YOUR INSTRUCTIONS
Take the data that follows and retype it word for word.

DATA FOR THIS EXERCISE
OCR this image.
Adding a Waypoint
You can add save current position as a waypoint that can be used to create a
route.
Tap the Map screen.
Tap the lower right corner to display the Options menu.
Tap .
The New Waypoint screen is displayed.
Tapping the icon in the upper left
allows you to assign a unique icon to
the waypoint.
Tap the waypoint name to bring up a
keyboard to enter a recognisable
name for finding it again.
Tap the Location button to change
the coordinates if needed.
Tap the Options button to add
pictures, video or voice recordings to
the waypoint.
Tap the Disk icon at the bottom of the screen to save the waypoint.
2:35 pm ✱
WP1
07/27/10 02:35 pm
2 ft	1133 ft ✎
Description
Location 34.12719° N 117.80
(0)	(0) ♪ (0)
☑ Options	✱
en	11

ANSWER TO THE PROBLEM
OCR this image.
Adding a Waypoint
You can add save current position as a waypoint that can be used to create a
route.
Tap the Map screen.
Tap the lower right corner to display the Options menu.
Tap .
The New Waypoint screen is displayed.
Tapping the icon in the upper left
allows you to assign a unique icon to
the waypoint.
Tap the waypoint name to bring up a
keyboard to enter a recognisable
name for finding it again.
Tap the Location button to change
the coordinates if needed.
Tap the Options button to add
pictures, video or voice recordings to
the waypoint.
Tap the Disk icon at the bottom of the screen to save the waypoint.
2:35 pm ✱
WP1
07/27/10 02:35 pm
2 ft	1133 ft ✎
Description
Location 34.12719° N 117.80
(0)	(0) ♪ (0)
☑ Options	✱
en	11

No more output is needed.